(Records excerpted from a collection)

↓↓↓

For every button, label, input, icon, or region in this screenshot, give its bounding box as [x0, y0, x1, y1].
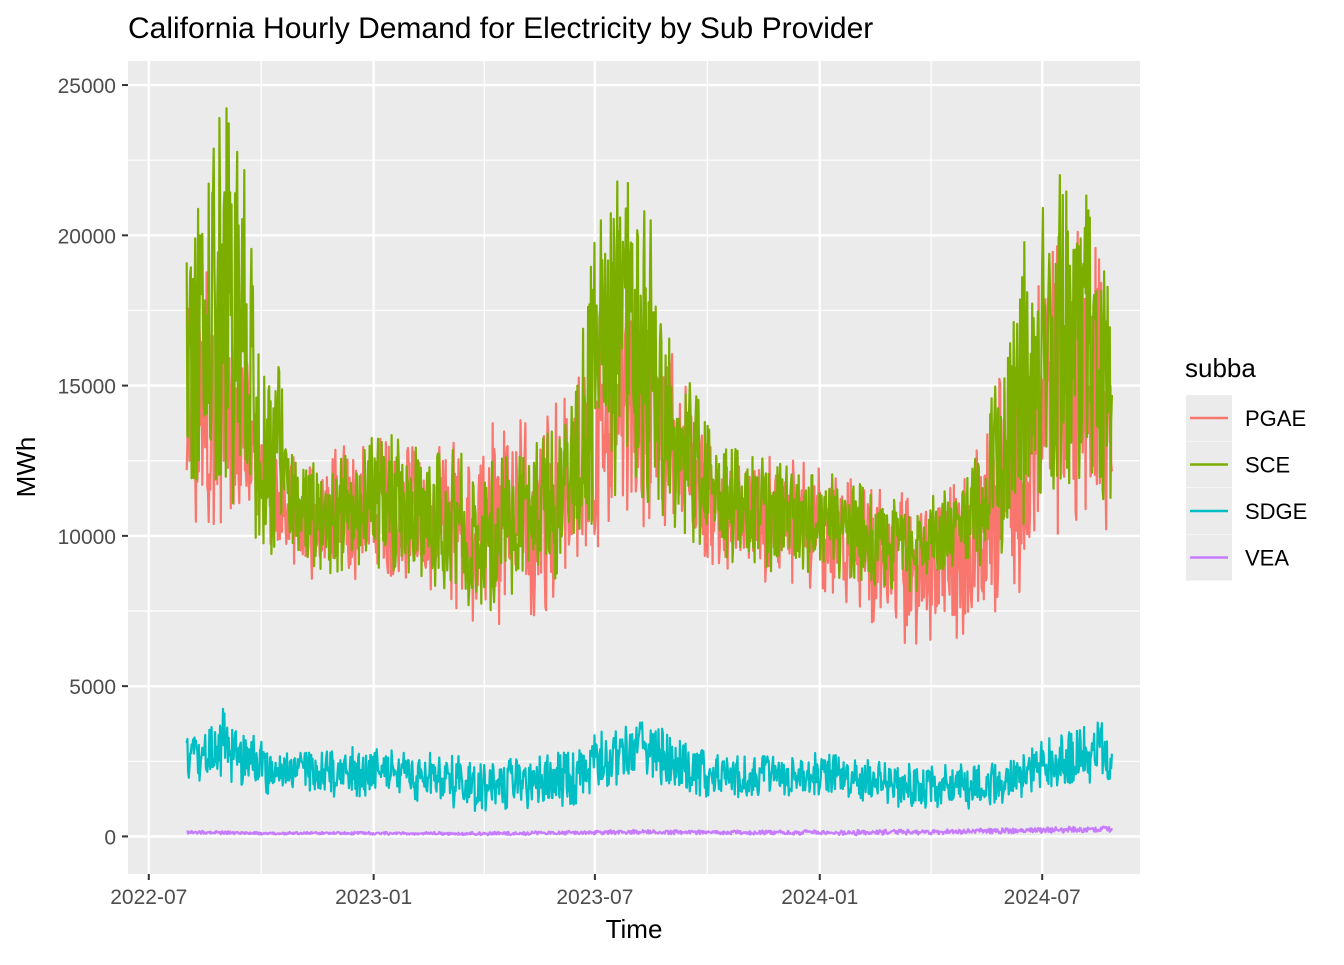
x-tick-label: 2022-07	[110, 886, 187, 909]
series-layer	[185, 107, 1113, 837]
x-tick-label: 2024-07	[1004, 886, 1081, 909]
y-axis-label: MWh	[11, 437, 41, 498]
x-tick-label: 2023-07	[556, 886, 633, 909]
legend-label: PGAE	[1245, 406, 1306, 431]
legend: subba PGAE SCE SDGE VEA	[1185, 353, 1307, 581]
axes: 0 5000 10000 15000 20000 25000 2022-07 2023-01 2…	[58, 75, 1081, 909]
legend-title: subba	[1185, 353, 1256, 383]
y-tick-label: 15000	[58, 376, 116, 399]
x-axis-label: Time	[606, 914, 663, 944]
series-line-sdge	[185, 707, 1113, 812]
series-line-sce	[185, 107, 1113, 612]
y-tick-label: 5000	[69, 676, 116, 699]
y-tick-label: 10000	[58, 526, 116, 549]
chart-title: California Hourly Demand for Electricity…	[128, 12, 873, 45]
x-tick-label: 2023-01	[335, 886, 412, 909]
y-tick-label: 0	[104, 826, 116, 849]
x-tick-label: 2024-01	[781, 886, 858, 909]
y-tick-label: 25000	[58, 75, 116, 98]
legend-label: SDGE	[1245, 499, 1307, 524]
legend-label: SCE	[1245, 453, 1290, 478]
y-tick-label: 20000	[58, 225, 116, 248]
series-line-vea	[186, 825, 1113, 837]
legend-label: VEA	[1245, 546, 1289, 571]
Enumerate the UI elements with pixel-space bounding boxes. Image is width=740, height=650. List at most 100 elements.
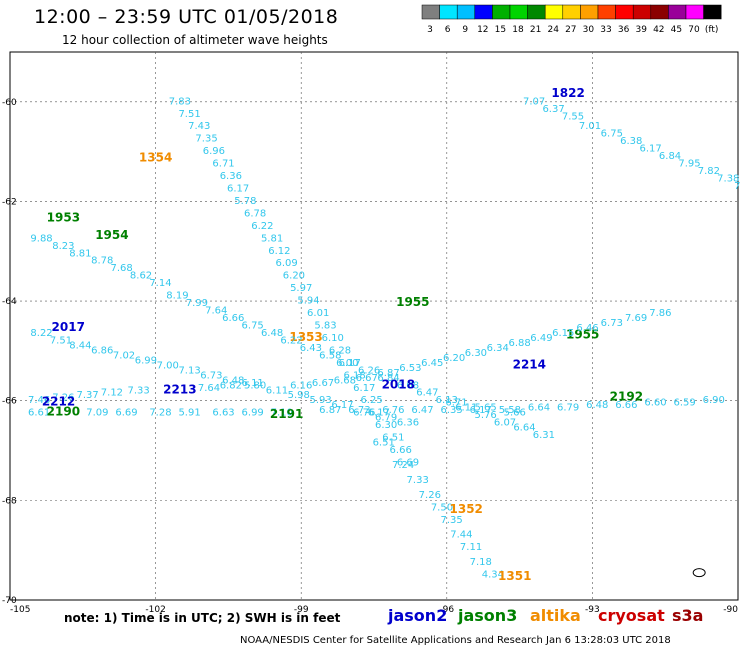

↑↑↑

WORK INSTRUCTIONS: Copy out the items exactly, from the very beginning through the line that contains "legend: subba PGAE", including that line. Leave out the pictures.

THE OUTPUT:
For every button, label, input, icon, or region in this screenshot, give its bounding box as [x0, y0, x1, y1].
x-tick-label: 2022-07	[110, 886, 187, 909]
series-layer	[185, 107, 1113, 837]
x-tick-label: 2024-07	[1004, 886, 1081, 909]
y-axis-label: MWh	[11, 437, 41, 498]
x-tick-label: 2023-07	[556, 886, 633, 909]
legend-label: PGAE	[1245, 406, 1306, 431]
legend: subba PGAE SCE SDGE VEA	[1185, 353, 1307, 581]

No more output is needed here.